*WHAT IS NEEDED*
Please find all lines in the data that hold the string "total" and copy them.

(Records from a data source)
>>

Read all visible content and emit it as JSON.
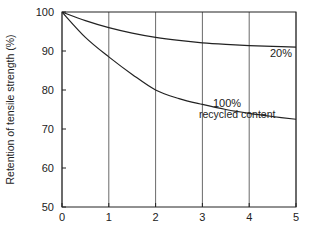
{
  "chart_data": {
    "type": "line",
    "y_label": "Retention of tensile strength (%)",
    "x": [
      0,
      0.5,
      1,
      1.5,
      2,
      2.5,
      3,
      3.5,
      4,
      4.5,
      5
    ],
    "series": [
      {
        "name": "20%",
        "color": "#222222",
        "values": [
          100,
          97.8,
          96,
          94.6,
          93.5,
          92.7,
          92.1,
          91.7,
          91.4,
          91.2,
          91
        ]
      },
      {
        "name": "100% recycled content",
        "color": "#222222",
        "values": [
          100,
          93.5,
          88.5,
          84,
          80,
          77.8,
          76.3,
          75,
          74,
          73.2,
          72.5
        ]
      }
    ],
    "xlim": [
      0,
      5
    ],
    "xticks": [
      0,
      1,
      2,
      3,
      4,
      5
    ],
    "ylim": [
      50,
      100
    ],
    "yticks": [
      50,
      60,
      70,
      80,
      90,
      100
    ],
    "grid": "x"
  }
}
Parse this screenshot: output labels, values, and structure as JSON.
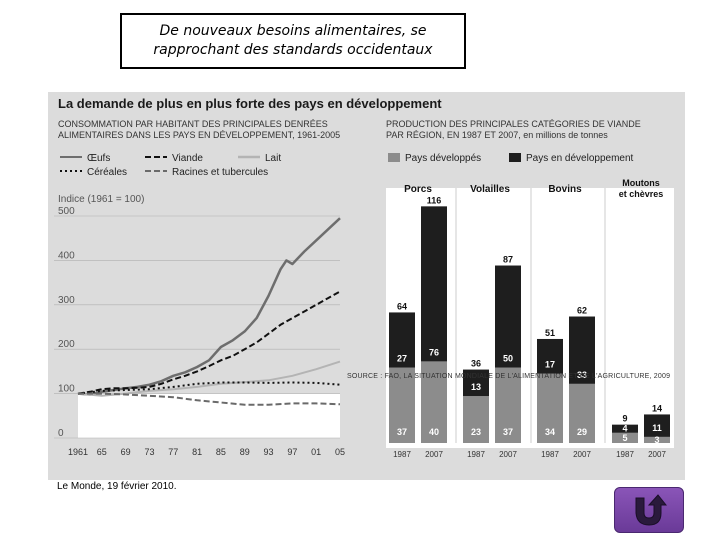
{
  "slide": {
    "title_line1": "De nouveaux besoins alimentaires, se",
    "title_line2": "rapprochant des standards occidentaux",
    "credit": "Le Monde, 19 février 2010.",
    "nav_icon": "u-turn-return-icon"
  },
  "figure": {
    "title": "La demande de plus en plus forte des pays en développement",
    "left_subtitle_line1": "CONSOMMATION PAR HABITANT DES PRINCIPALES DENRÉES",
    "left_subtitle_line2": "ALIMENTAIRES DANS LES PAYS EN DÉVELOPPEMENT, 1961-2005",
    "right_subtitle_line1": "PRODUCTION DES PRINCIPALES CATÉGORIES DE VIANDE",
    "right_subtitle_line2": "PAR RÉGION, EN 1987 ET 2007, en millions de tonnes",
    "source": "SOURCE : FAO, LA SITUATION MONDIALE DE L'ALIMENTATION ET DE L'AGRICULTURE, 2009"
  },
  "colors": {
    "developed": "#8c8c8c",
    "developing": "#1e1e1e",
    "oeufs": "#6e6e6e",
    "viande": "#111111",
    "lait": "#b4b4b4",
    "cereales": "#111111",
    "racines": "#6a6a6a",
    "panel_bg": "#dcdcdc",
    "nav": "#7b4aa8"
  },
  "chart_data": [
    {
      "type": "line",
      "index_label": "Indice (1961 = 100)",
      "x_ticks": [
        "1961",
        "65",
        "69",
        "73",
        "77",
        "81",
        "85",
        "89",
        "93",
        "97",
        "01",
        "05"
      ],
      "ylim": [
        0,
        500
      ],
      "y_ticks": [
        "0",
        "100",
        "200",
        "300",
        "400",
        "500"
      ],
      "legend_position": "top",
      "series": [
        {
          "name": "Œufs",
          "style": "solid",
          "color_key": "oeufs",
          "x": [
            1961,
            1963,
            1965,
            1967,
            1969,
            1971,
            1973,
            1975,
            1977,
            1979,
            1981,
            1983,
            1985,
            1987,
            1989,
            1991,
            1993,
            1995,
            1996,
            1997,
            1999,
            2001,
            2003,
            2005
          ],
          "y": [
            100,
            98,
            104,
            108,
            112,
            115,
            120,
            128,
            140,
            148,
            160,
            175,
            205,
            220,
            240,
            270,
            320,
            380,
            400,
            392,
            420,
            445,
            470,
            495
          ]
        },
        {
          "name": "Viande",
          "style": "dashed",
          "color_key": "viande",
          "x": [
            1961,
            1963,
            1965,
            1967,
            1969,
            1971,
            1973,
            1975,
            1977,
            1979,
            1981,
            1983,
            1985,
            1987,
            1989,
            1991,
            1993,
            1995,
            1997,
            1999,
            2001,
            2003,
            2005
          ],
          "y": [
            100,
            104,
            110,
            112,
            112,
            113,
            115,
            122,
            132,
            140,
            150,
            162,
            175,
            185,
            200,
            215,
            235,
            255,
            270,
            285,
            300,
            315,
            330
          ]
        },
        {
          "name": "Lait",
          "style": "solid",
          "color_key": "lait",
          "x": [
            1961,
            1965,
            1969,
            1973,
            1977,
            1981,
            1985,
            1989,
            1993,
            1997,
            2001,
            2005
          ],
          "y": [
            100,
            95,
            100,
            106,
            110,
            115,
            122,
            126,
            130,
            140,
            155,
            172
          ]
        },
        {
          "name": "Céréales",
          "style": "dotted",
          "color_key": "cereales",
          "x": [
            1961,
            1965,
            1969,
            1973,
            1977,
            1981,
            1985,
            1989,
            1993,
            1997,
            2001,
            2005
          ],
          "y": [
            100,
            106,
            108,
            110,
            115,
            122,
            125,
            125,
            124,
            125,
            124,
            120
          ]
        },
        {
          "name": "Racines et tubercules",
          "style": "dashed",
          "color_key": "racines",
          "x": [
            1961,
            1965,
            1969,
            1973,
            1977,
            1981,
            1985,
            1989,
            1993,
            1997,
            2001,
            2005
          ],
          "y": [
            100,
            100,
            98,
            95,
            92,
            85,
            80,
            75,
            75,
            78,
            78,
            76
          ]
        }
      ]
    },
    {
      "type": "bar",
      "stacked": true,
      "legend": [
        "Pays développés",
        "Pays en développement"
      ],
      "groups": [
        {
          "name": "Porcs",
          "bars": [
            {
              "year": "1987",
              "developed": 37,
              "developing": 27,
              "total": 64
            },
            {
              "year": "2007",
              "developed": 40,
              "developing": 76,
              "total": 116
            }
          ]
        },
        {
          "name": "Volailles",
          "bars": [
            {
              "year": "1987",
              "developed": 23,
              "developing": 13,
              "total": 36
            },
            {
              "year": "2007",
              "developed": 37,
              "developing": 50,
              "total": 87
            }
          ]
        },
        {
          "name": "Bovins",
          "bars": [
            {
              "year": "1987",
              "developed": 34,
              "developing": 17,
              "total": 51
            },
            {
              "year": "2007",
              "developed": 29,
              "developing": 33,
              "total": 62
            }
          ]
        },
        {
          "name_line1": "Moutons",
          "name_line2": "et chèvres",
          "bars": [
            {
              "year": "1987",
              "developed": 5,
              "developing": 4,
              "total": 9
            },
            {
              "year": "2007",
              "developed": 3,
              "developing": 11,
              "total": 14
            }
          ]
        }
      ]
    }
  ]
}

<<

*RESPONSE TO THIS EXERCISE*
              "total": 64
              "total": 116
              "total": 36
              "total": 87
              "total": 51
              "total": 62
              "total": 9
              "total": 14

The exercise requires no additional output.